_Dataset extract:_

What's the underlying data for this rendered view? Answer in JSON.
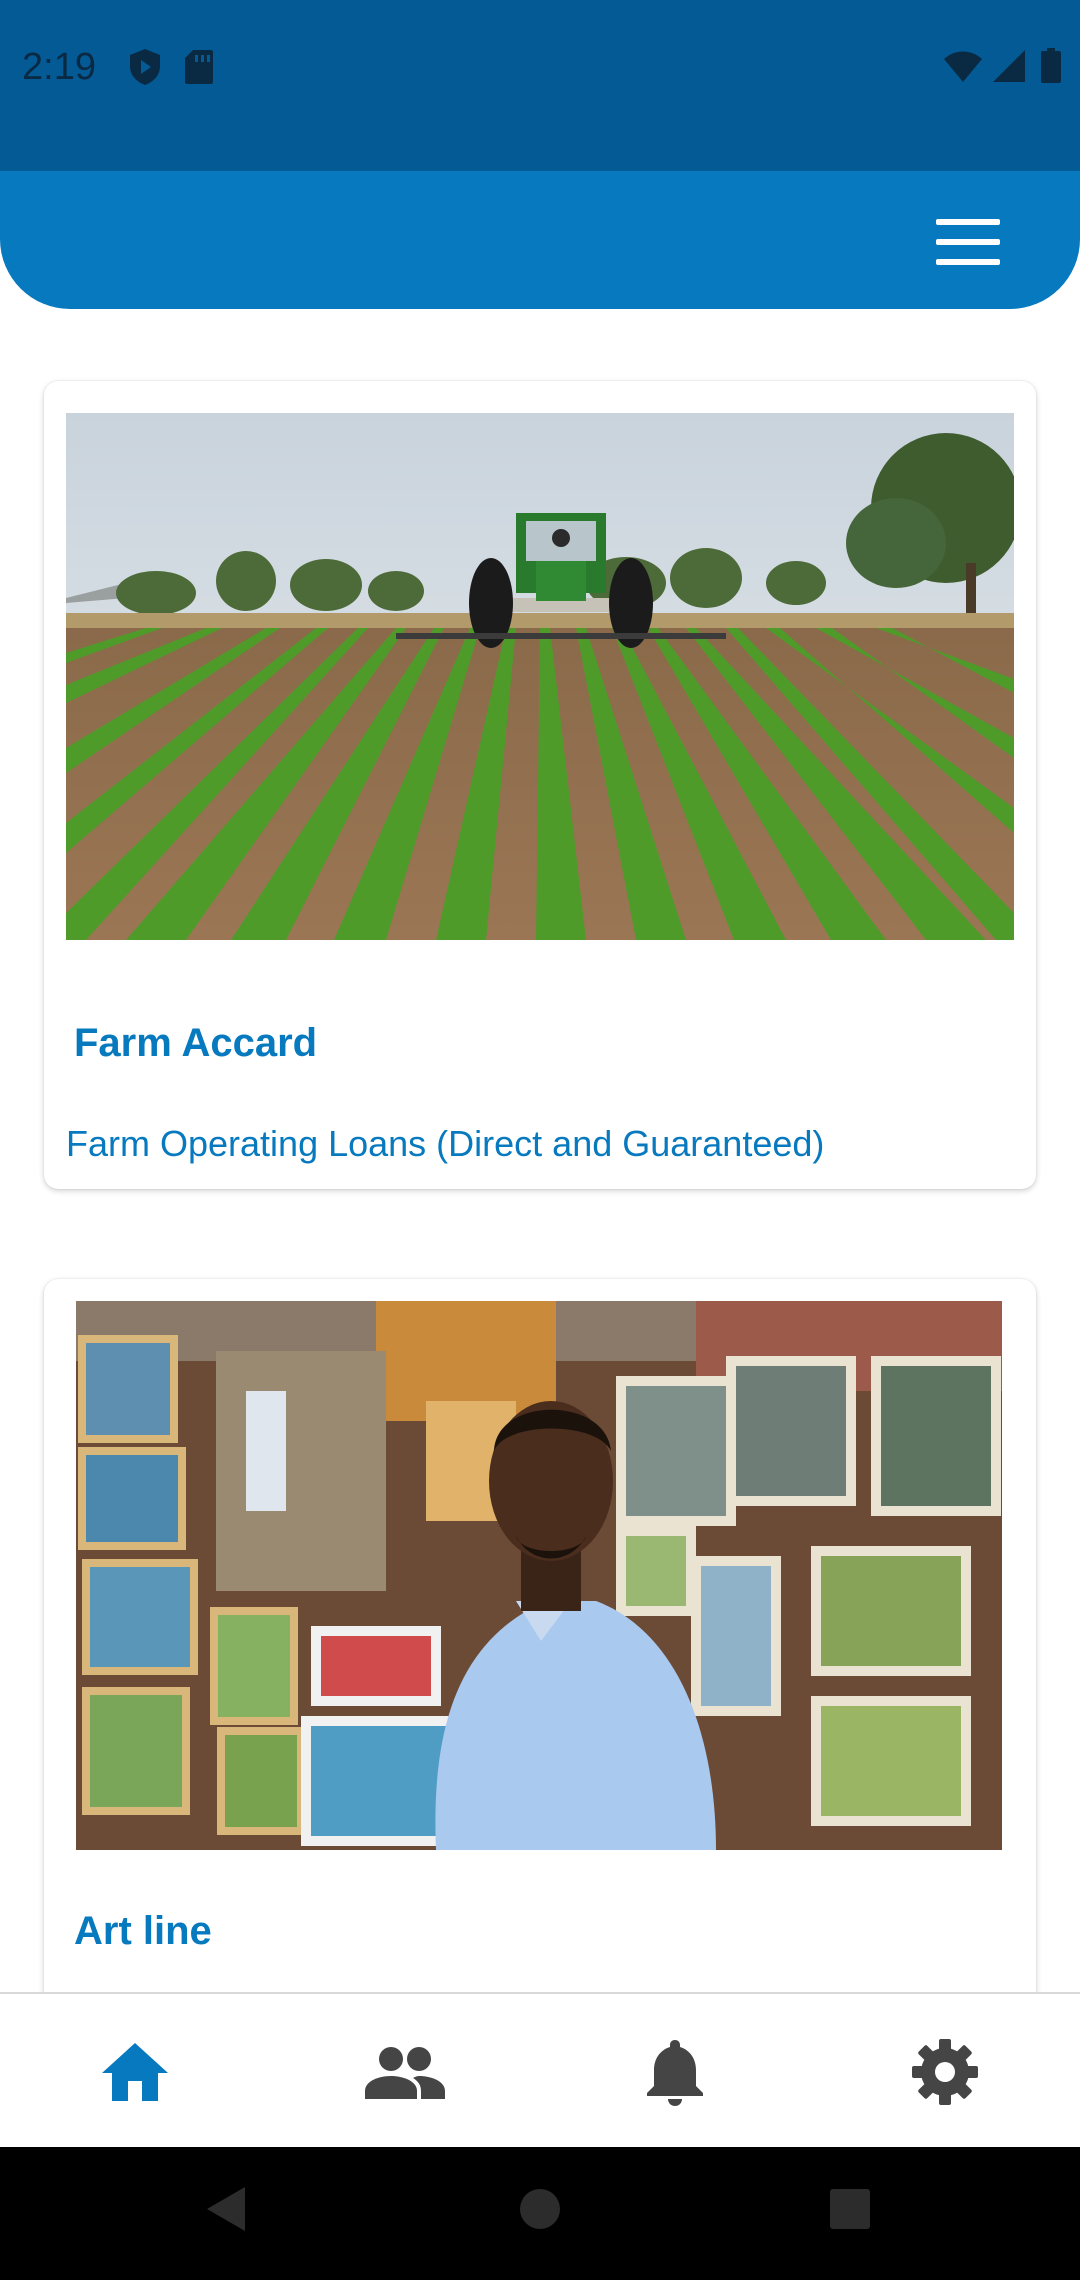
{
  "status_bar": {
    "time": "2:19",
    "left_icons": [
      "shield-icon",
      "sd-card-icon"
    ],
    "right_icons": [
      "wifi-icon",
      "signal-icon",
      "battery-icon"
    ]
  },
  "header": {
    "menu_icon": "hamburger-menu-icon",
    "background_color": "#0779be"
  },
  "cards": [
    {
      "image": "farm-tractor-field-photo",
      "title": "Farm Accard",
      "subtitle": "Farm Operating Loans (Direct and Guaranteed)"
    },
    {
      "image": "artist-gallery-photo",
      "title": "Art line"
    }
  ],
  "bottom_nav": {
    "items": [
      {
        "icon": "home-icon",
        "active": true
      },
      {
        "icon": "people-icon",
        "active": false
      },
      {
        "icon": "bell-icon",
        "active": false
      },
      {
        "icon": "gear-icon",
        "active": false
      }
    ],
    "active_color": "#0779be",
    "inactive_color": "#454545"
  },
  "system_nav": [
    "back-icon",
    "home-circle-icon",
    "recents-icon"
  ]
}
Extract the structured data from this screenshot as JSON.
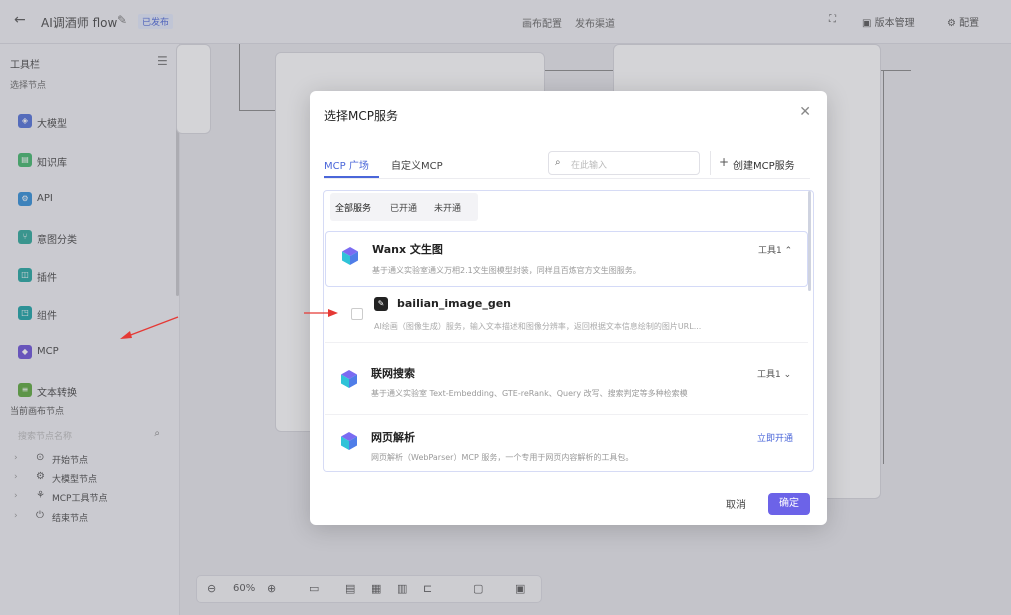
{
  "header": {
    "back_icon": "arrow-left-icon",
    "title": "AI调酒师 flow",
    "status_badge": "已发布",
    "tabs": [
      "画布配置",
      "发布渠道"
    ],
    "version_label": "版本管理",
    "settings_label": "配置"
  },
  "sidebar": {
    "title": "工具栏",
    "section_nodes": "选择节点",
    "items": [
      {
        "label": "大模型",
        "color": "#4f6fd8",
        "icon": "brain-icon"
      },
      {
        "label": "知识库",
        "color": "#3fb86a",
        "icon": "book-icon"
      },
      {
        "label": "API",
        "color": "#2f8ed8",
        "icon": "api-icon"
      },
      {
        "label": "意图分类",
        "color": "#2aa89a",
        "icon": "branch-icon"
      },
      {
        "label": "插件",
        "color": "#1fa5a0",
        "icon": "plugin-icon"
      },
      {
        "label": "组件",
        "color": "#17a2a6",
        "icon": "component-icon"
      },
      {
        "label": "MCP",
        "color": "#6a4fd8",
        "icon": "mcp-icon"
      },
      {
        "label": "文本转换",
        "color": "#5aa83a",
        "icon": "text-transform-icon"
      }
    ],
    "section_current": "当前画布节点",
    "search_placeholder": "搜索节点名称",
    "tree": [
      {
        "label": "开始节点"
      },
      {
        "label": "大模型节点"
      },
      {
        "label": "MCP工具节点"
      },
      {
        "label": "结束节点"
      }
    ]
  },
  "canvas": {
    "zoom": "60%"
  },
  "modal": {
    "title": "选择MCP服务",
    "tabs": [
      "MCP 广场",
      "自定义MCP"
    ],
    "search_placeholder": "在此输入",
    "create_label": "创建MCP服务",
    "filters": [
      "全部服务",
      "已开通",
      "未开通"
    ],
    "services": [
      {
        "name": "Wanx 文生图",
        "desc": "基于通义实验室通义万相2.1文生图模型封装，同样且百炼官方文生图服务。",
        "tools": "工具1"
      },
      {
        "name": "联网搜索",
        "desc": "基于通义实验室 Text-Embedding、GTE-reRank、Query 改写、搜索判定等多种检索模",
        "tools": "工具1"
      },
      {
        "name": "网页解析",
        "desc": "网页解析（WebParser）MCP 服务，一个专用于网页内容解析的工具包。",
        "action": "立即开通"
      }
    ],
    "tool": {
      "name": "bailian_image_gen",
      "desc": "AI绘画（图像生成）服务，输入文本描述和图像分辨率，返回根据文本信息绘制的图片URL..."
    },
    "cancel_label": "取消",
    "ok_label": "确定"
  },
  "colors": {
    "accent": "#4a66d9",
    "primary_button": "#6c63e8",
    "annotation_arrow": "#e53935"
  }
}
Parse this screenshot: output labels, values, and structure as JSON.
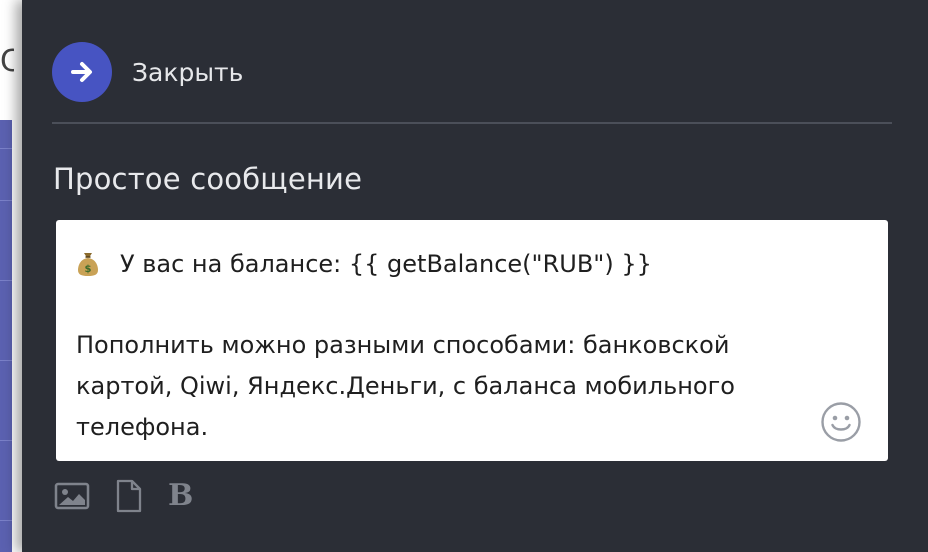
{
  "background": {
    "left_glyph": "С"
  },
  "panel": {
    "close_label": "Закрыть",
    "section_title": "Простое сообщение",
    "message": {
      "line1": "У вас на балансе: {{ getBalance(\"RUB\") }}",
      "line3": "Пополнить можно разными способами: банковской",
      "line4": "картой, Qiwi, Яндекс.Деньги, с баланса мобильного",
      "line5": "телефона.",
      "leading_icon": "money-bag-icon"
    },
    "toolbar": {
      "items": [
        "image-icon",
        "file-icon",
        "bold-icon"
      ],
      "bold_glyph": "B"
    }
  },
  "colors": {
    "panel_bg": "#2b2e36",
    "accent": "#4754c2",
    "text_light": "#e8e9ec",
    "toolbar_icon": "#7f838c"
  }
}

_Exercise objective:_ All of the material above should be reproduced exactly, except the pictures.

_Result below:_
What's the underlying data for this rendered view? Answer in JSON.
{
  "status_bar": {
    "time": "2:19",
    "left_icons": [
      "shield-icon",
      "sd-card-icon"
    ],
    "right_icons": [
      "wifi-icon",
      "signal-icon",
      "battery-icon"
    ]
  },
  "header": {
    "menu_icon": "hamburger-menu-icon",
    "background_color": "#0779be"
  },
  "cards": [
    {
      "image": "farm-tractor-field-photo",
      "title": "Farm Accard",
      "subtitle": "Farm Operating Loans (Direct and Guaranteed)"
    },
    {
      "image": "artist-gallery-photo",
      "title": "Art line"
    }
  ],
  "bottom_nav": {
    "items": [
      {
        "icon": "home-icon",
        "active": true
      },
      {
        "icon": "people-icon",
        "active": false
      },
      {
        "icon": "bell-icon",
        "active": false
      },
      {
        "icon": "gear-icon",
        "active": false
      }
    ],
    "active_color": "#0779be",
    "inactive_color": "#454545"
  },
  "system_nav": [
    "back-icon",
    "home-circle-icon",
    "recents-icon"
  ]
}
Extract the structured data from this screenshot as JSON.
{
  "header": {
    "back_icon": "arrow-left-icon",
    "title": "AI调酒师 flow",
    "status_badge": "已发布",
    "tabs": [
      "画布配置",
      "发布渠道"
    ],
    "version_label": "版本管理",
    "settings_label": "配置"
  },
  "sidebar": {
    "title": "工具栏",
    "section_nodes": "选择节点",
    "items": [
      {
        "label": "大模型",
        "color": "#4f6fd8",
        "icon": "brain-icon"
      },
      {
        "label": "知识库",
        "color": "#3fb86a",
        "icon": "book-icon"
      },
      {
        "label": "API",
        "color": "#2f8ed8",
        "icon": "api-icon"
      },
      {
        "label": "意图分类",
        "color": "#2aa89a",
        "icon": "branch-icon"
      },
      {
        "label": "插件",
        "color": "#1fa5a0",
        "icon": "plugin-icon"
      },
      {
        "label": "组件",
        "color": "#17a2a6",
        "icon": "component-icon"
      },
      {
        "label": "MCP",
        "color": "#6a4fd8",
        "icon": "mcp-icon"
      },
      {
        "label": "文本转换",
        "color": "#5aa83a",
        "icon": "text-transform-icon"
      }
    ],
    "section_current": "当前画布节点",
    "search_placeholder": "搜索节点名称",
    "tree": [
      {
        "label": "开始节点"
      },
      {
        "label": "大模型节点"
      },
      {
        "label": "MCP工具节点"
      },
      {
        "label": "结束节点"
      }
    ]
  },
  "canvas": {
    "zoom": "60%"
  },
  "modal": {
    "title": "选择MCP服务",
    "tabs": [
      "MCP 广场",
      "自定义MCP"
    ],
    "search_placeholder": "在此输入",
    "create_label": "创建MCP服务",
    "filters": [
      "全部服务",
      "已开通",
      "未开通"
    ],
    "services": [
      {
        "name": "Wanx 文生图",
        "desc": "基于通义实验室通义万相2.1文生图模型封装，同样且百炼官方文生图服务。",
        "tools": "工具1"
      },
      {
        "name": "联网搜索",
        "desc": "基于通义实验室 Text-Embedding、GTE-reRank、Query 改写、搜索判定等多种检索模",
        "tools": "工具1"
      },
      {
        "name": "网页解析",
        "desc": "网页解析（WebParser）MCP 服务，一个专用于网页内容解析的工具包。",
        "action": "立即开通"
      }
    ],
    "tool": {
      "name": "bailian_image_gen",
      "desc": "AI绘画（图像生成）服务，输入文本描述和图像分辨率，返回根据文本信息绘制的图片URL..."
    },
    "cancel_label": "取消",
    "ok_label": "确定"
  },
  "colors": {
    "accent": "#4a66d9",
    "primary_button": "#6c63e8",
    "annotation_arrow": "#e53935"
  }
}
Parse this screenshot: output labels, values, and structure as JSON.
{
  "background": {
    "left_glyph": "С"
  },
  "panel": {
    "close_label": "Закрыть",
    "section_title": "Простое сообщение",
    "message": {
      "line1": "У вас на балансе: {{ getBalance(\"RUB\") }}",
      "line3": "Пополнить можно разными способами: банковской",
      "line4": "картой, Qiwi, Яндекс.Деньги, с баланса мобильного",
      "line5": "телефона.",
      "leading_icon": "money-bag-icon"
    },
    "toolbar": {
      "items": [
        "image-icon",
        "file-icon",
        "bold-icon"
      ],
      "bold_glyph": "B"
    }
  },
  "colors": {
    "panel_bg": "#2b2e36",
    "accent": "#4754c2",
    "text_light": "#e8e9ec",
    "toolbar_icon": "#7f838c"
  }
}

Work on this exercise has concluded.